# [Task directions]
Take every line from the listing below that contains "Lidingö".

[Data records]
---+---

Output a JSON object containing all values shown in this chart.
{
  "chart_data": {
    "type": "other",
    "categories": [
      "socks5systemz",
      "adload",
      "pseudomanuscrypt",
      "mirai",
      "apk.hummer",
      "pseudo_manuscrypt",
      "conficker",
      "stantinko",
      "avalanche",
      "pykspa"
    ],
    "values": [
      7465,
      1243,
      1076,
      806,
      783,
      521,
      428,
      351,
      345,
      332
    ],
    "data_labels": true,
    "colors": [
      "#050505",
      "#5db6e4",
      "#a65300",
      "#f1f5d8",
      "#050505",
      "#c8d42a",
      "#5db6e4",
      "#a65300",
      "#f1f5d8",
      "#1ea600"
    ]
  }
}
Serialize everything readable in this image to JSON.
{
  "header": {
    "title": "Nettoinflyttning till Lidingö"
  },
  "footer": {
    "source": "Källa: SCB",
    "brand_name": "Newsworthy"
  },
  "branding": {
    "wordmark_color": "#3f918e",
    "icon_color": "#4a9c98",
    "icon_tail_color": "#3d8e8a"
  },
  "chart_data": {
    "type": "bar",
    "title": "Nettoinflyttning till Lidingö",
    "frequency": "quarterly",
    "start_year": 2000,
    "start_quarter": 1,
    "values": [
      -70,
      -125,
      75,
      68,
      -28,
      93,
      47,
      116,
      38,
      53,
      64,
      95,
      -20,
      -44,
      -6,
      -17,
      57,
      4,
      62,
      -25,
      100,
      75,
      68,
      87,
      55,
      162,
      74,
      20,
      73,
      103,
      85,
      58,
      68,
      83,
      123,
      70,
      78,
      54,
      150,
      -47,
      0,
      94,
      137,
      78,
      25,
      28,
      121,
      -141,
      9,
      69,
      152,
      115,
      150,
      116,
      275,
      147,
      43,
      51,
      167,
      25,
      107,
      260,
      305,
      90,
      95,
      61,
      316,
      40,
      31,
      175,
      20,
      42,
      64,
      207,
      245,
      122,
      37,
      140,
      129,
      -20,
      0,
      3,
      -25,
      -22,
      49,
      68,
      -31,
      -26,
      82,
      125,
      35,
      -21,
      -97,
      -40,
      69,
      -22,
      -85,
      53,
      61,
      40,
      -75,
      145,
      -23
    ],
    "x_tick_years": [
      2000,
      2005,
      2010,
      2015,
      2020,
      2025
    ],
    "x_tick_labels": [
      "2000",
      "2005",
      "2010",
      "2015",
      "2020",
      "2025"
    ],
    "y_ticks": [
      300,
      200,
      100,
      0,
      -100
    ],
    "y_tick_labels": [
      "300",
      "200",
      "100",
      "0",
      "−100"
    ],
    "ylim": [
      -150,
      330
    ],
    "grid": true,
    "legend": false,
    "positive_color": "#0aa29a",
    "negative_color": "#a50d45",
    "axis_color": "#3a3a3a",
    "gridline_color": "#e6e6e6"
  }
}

---+---

# [Result of the task]
    "title": "Nettoinflyttning till Lidingö"
    "title": "Nettoinflyttning till Lidingö",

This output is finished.